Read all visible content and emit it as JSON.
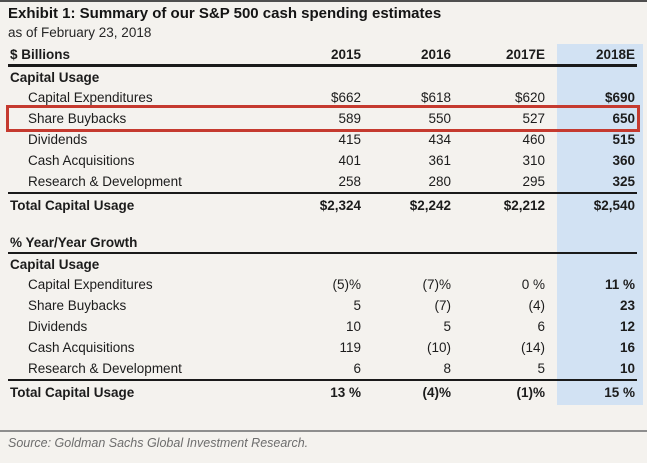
{
  "chart_data": {
    "type": "table",
    "title": "Exhibit 1: Summary of our S&P 500 cash spending estimates",
    "subtitle": "as of February 23, 2018",
    "unit_header": "$ Billions",
    "columns": [
      "2015",
      "2016",
      "2017E",
      "2018E"
    ],
    "highlight_column": "2018E",
    "annotation": {
      "row": "Share Buybacks",
      "style": "red-outline-box"
    },
    "sections": [
      {
        "group_header": "",
        "name": "Capital Usage",
        "rows": [
          {
            "label": "Capital Expenditures",
            "values": [
              "$662",
              "$618",
              "$620",
              "$690"
            ]
          },
          {
            "label": "Share Buybacks",
            "values": [
              "589",
              "550",
              "527",
              "650"
            ],
            "annotated": true
          },
          {
            "label": "Dividends",
            "values": [
              "415",
              "434",
              "460",
              "515"
            ]
          },
          {
            "label": "Cash Acquisitions",
            "values": [
              "401",
              "361",
              "310",
              "360"
            ]
          },
          {
            "label": "Research & Development",
            "values": [
              "258",
              "280",
              "295",
              "325"
            ]
          }
        ],
        "total": {
          "label": "Total Capital Usage",
          "values": [
            "$2,324",
            "$2,242",
            "$2,212",
            "$2,540"
          ]
        }
      },
      {
        "group_header": "% Year/Year Growth",
        "name": "Capital Usage",
        "rows": [
          {
            "label": "Capital Expenditures",
            "values": [
              "(5)%",
              "(7)%",
              "0 %",
              "11 %"
            ]
          },
          {
            "label": "Share Buybacks",
            "values": [
              "5",
              "(7)",
              "(4)",
              "23"
            ]
          },
          {
            "label": "Dividends",
            "values": [
              "10",
              "5",
              "6",
              "12"
            ]
          },
          {
            "label": "Cash Acquisitions",
            "values": [
              "119",
              "(10)",
              "(14)",
              "16"
            ]
          },
          {
            "label": "Research & Development",
            "values": [
              "6",
              "8",
              "5",
              "10"
            ]
          }
        ],
        "total": {
          "label": "Total Capital Usage",
          "values": [
            "13 %",
            "(4)%",
            "(1)%",
            "15 %"
          ]
        }
      }
    ],
    "source": "Source: Goldman Sachs Global Investment Research.",
    "colors": {
      "column_highlight": "#d2e2f3",
      "annotation_red": "#c53a2f"
    }
  }
}
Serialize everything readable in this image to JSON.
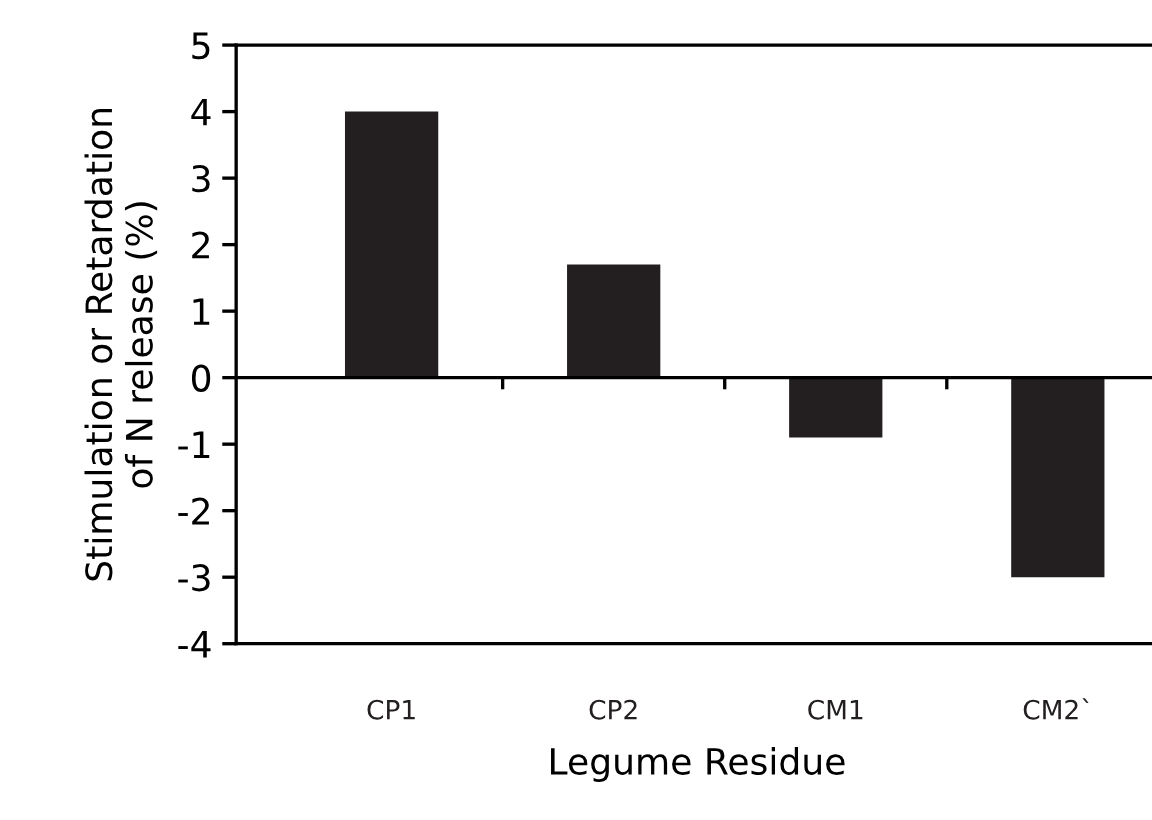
{
  "chart_data": {
    "type": "bar",
    "xlabel": "Legume Residue",
    "ylabel": "Stimulation or Retardation\nof N release (%)",
    "categories": [
      "CP1",
      "CP2",
      "CM1",
      "CM2`"
    ],
    "values": [
      4.0,
      1.7,
      -0.9,
      -3.0
    ],
    "color": "#231f20",
    "ylim": [
      -4,
      5
    ],
    "yticks": [
      -4,
      -3,
      -2,
      -1,
      0,
      1,
      2,
      3,
      4,
      5
    ]
  }
}
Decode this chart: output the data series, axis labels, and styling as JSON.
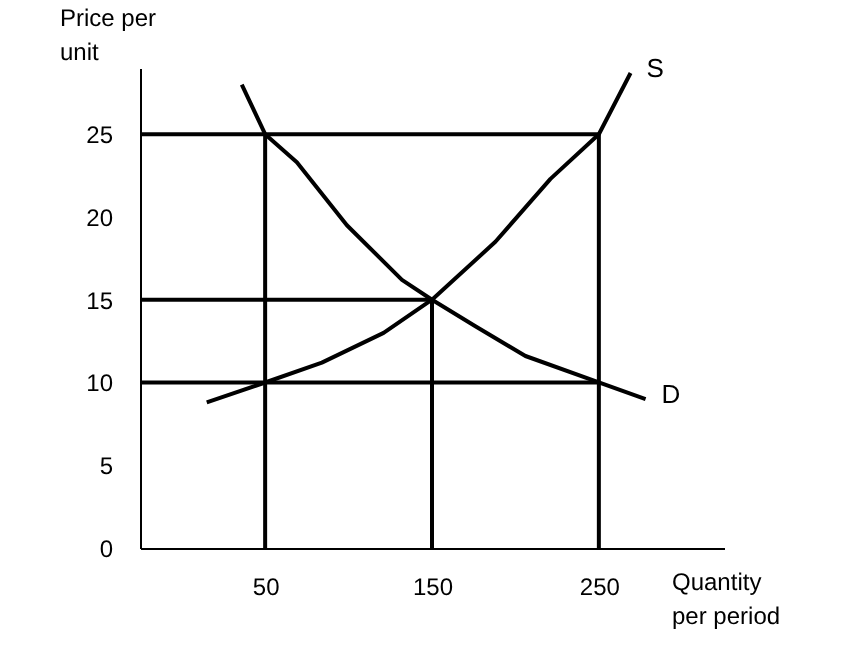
{
  "chart_data": {
    "type": "line",
    "xlabel": "Quantity\nper period",
    "ylabel": "Price per\nunit",
    "xlim": [
      -25,
      325
    ],
    "ylim": [
      0,
      29
    ],
    "xticks": [
      50,
      150,
      250
    ],
    "yticks": [
      0,
      5,
      10,
      15,
      20,
      25
    ],
    "marker": "none",
    "line_style": "solid",
    "series": [
      {
        "name": "S",
        "color": "#000000",
        "x": [
          15,
          50,
          84,
          121,
          150,
          188,
          221,
          250,
          269
        ],
        "values": [
          8.8,
          10,
          11.2,
          13,
          15,
          18.5,
          22.3,
          25,
          28.7
        ]
      },
      {
        "name": "D",
        "color": "#000000",
        "x": [
          36,
          50,
          69,
          99,
          132,
          150,
          176,
          206,
          250,
          278
        ],
        "values": [
          28,
          25,
          23.3,
          19.5,
          16.2,
          15,
          13.4,
          11.6,
          10,
          9
        ]
      },
      {
        "color": "#000000",
        "x": [
          -25,
          250
        ],
        "values": [
          25,
          25
        ]
      },
      {
        "color": "#000000",
        "x": [
          -25,
          150
        ],
        "values": [
          15,
          15
        ]
      },
      {
        "color": "#000000",
        "x": [
          -25,
          250
        ],
        "values": [
          10,
          10
        ]
      },
      {
        "color": "#000000",
        "x": [
          50,
          50
        ],
        "values": [
          0,
          25
        ]
      },
      {
        "color": "#000000",
        "x": [
          150,
          150
        ],
        "values": [
          0,
          15
        ]
      },
      {
        "color": "#000000",
        "x": [
          250,
          250
        ],
        "values": [
          0,
          25
        ]
      }
    ]
  }
}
§ §
• [Exercise description]
Repeat each record exactly, with the pictures left out.

• [Task solution]
Read all visible content and emit it as JSON.
{
  "chart_data": {
    "type": "table",
    "title": "Exhibit 1: Summary of our S&P 500 cash spending estimates",
    "subtitle": "as of February 23, 2018",
    "unit_header": "$ Billions",
    "columns": [
      "2015",
      "2016",
      "2017E",
      "2018E"
    ],
    "highlight_column": "2018E",
    "annotation": {
      "row": "Share Buybacks",
      "style": "red-outline-box"
    },
    "sections": [
      {
        "group_header": "",
        "name": "Capital Usage",
        "rows": [
          {
            "label": "Capital Expenditures",
            "values": [
              "$662",
              "$618",
              "$620",
              "$690"
            ]
          },
          {
            "label": "Share Buybacks",
            "values": [
              "589",
              "550",
              "527",
              "650"
            ],
            "annotated": true
          },
          {
            "label": "Dividends",
            "values": [
              "415",
              "434",
              "460",
              "515"
            ]
          },
          {
            "label": "Cash Acquisitions",
            "values": [
              "401",
              "361",
              "310",
              "360"
            ]
          },
          {
            "label": "Research & Development",
            "values": [
              "258",
              "280",
              "295",
              "325"
            ]
          }
        ],
        "total": {
          "label": "Total Capital Usage",
          "values": [
            "$2,324",
            "$2,242",
            "$2,212",
            "$2,540"
          ]
        }
      },
      {
        "group_header": "% Year/Year Growth",
        "name": "Capital Usage",
        "rows": [
          {
            "label": "Capital Expenditures",
            "values": [
              "(5)%",
              "(7)%",
              "0 %",
              "11 %"
            ]
          },
          {
            "label": "Share Buybacks",
            "values": [
              "5",
              "(7)",
              "(4)",
              "23"
            ]
          },
          {
            "label": "Dividends",
            "values": [
              "10",
              "5",
              "6",
              "12"
            ]
          },
          {
            "label": "Cash Acquisitions",
            "values": [
              "119",
              "(10)",
              "(14)",
              "16"
            ]
          },
          {
            "label": "Research & Development",
            "values": [
              "6",
              "8",
              "5",
              "10"
            ]
          }
        ],
        "total": {
          "label": "Total Capital Usage",
          "values": [
            "13 %",
            "(4)%",
            "(1)%",
            "15 %"
          ]
        }
      }
    ],
    "source": "Source: Goldman Sachs Global Investment Research.",
    "colors": {
      "column_highlight": "#d2e2f3",
      "annotation_red": "#c53a2f"
    }
  }
}
Serialize everything readable in this image to JSON.
{
  "chart_data": {
    "type": "bar",
    "xlabel": "Legume Residue",
    "ylabel": "Stimulation or Retardation\nof N release (%)",
    "categories": [
      "CP1",
      "CP2",
      "CM1",
      "CM2`"
    ],
    "values": [
      4.0,
      1.7,
      -0.9,
      -3.0
    ],
    "color": "#231f20",
    "ylim": [
      -4,
      5
    ],
    "yticks": [
      -4,
      -3,
      -2,
      -1,
      0,
      1,
      2,
      3,
      4,
      5
    ]
  }
}
Decode this chart: output the data series, axis labels, and styling as JSON.
{
  "chart_data": {
    "type": "line",
    "xlabel": "Quantity\nper period",
    "ylabel": "Price per\nunit",
    "xlim": [
      -25,
      325
    ],
    "ylim": [
      0,
      29
    ],
    "xticks": [
      50,
      150,
      250
    ],
    "yticks": [
      0,
      5,
      10,
      15,
      20,
      25
    ],
    "marker": "none",
    "line_style": "solid",
    "series": [
      {
        "name": "S",
        "color": "#000000",
        "x": [
          15,
          50,
          84,
          121,
          150,
          188,
          221,
          250,
          269
        ],
        "values": [
          8.8,
          10,
          11.2,
          13,
          15,
          18.5,
          22.3,
          25,
          28.7
        ]
      },
      {
        "name": "D",
        "color": "#000000",
        "x": [
          36,
          50,
          69,
          99,
          132,
          150,
          176,
          206,
          250,
          278
        ],
        "values": [
          28,
          25,
          23.3,
          19.5,
          16.2,
          15,
          13.4,
          11.6,
          10,
          9
        ]
      },
      {
        "color": "#000000",
        "x": [
          -25,
          250
        ],
        "values": [
          25,
          25
        ]
      },
      {
        "color": "#000000",
        "x": [
          -25,
          150
        ],
        "values": [
          15,
          15
        ]
      },
      {
        "color": "#000000",
        "x": [
          -25,
          250
        ],
        "values": [
          10,
          10
        ]
      },
      {
        "color": "#000000",
        "x": [
          50,
          50
        ],
        "values": [
          0,
          25
        ]
      },
      {
        "color": "#000000",
        "x": [
          150,
          150
        ],
        "values": [
          0,
          15
        ]
      },
      {
        "color": "#000000",
        "x": [
          250,
          250
        ],
        "values": [
          0,
          25
        ]
      }
    ]
  }
}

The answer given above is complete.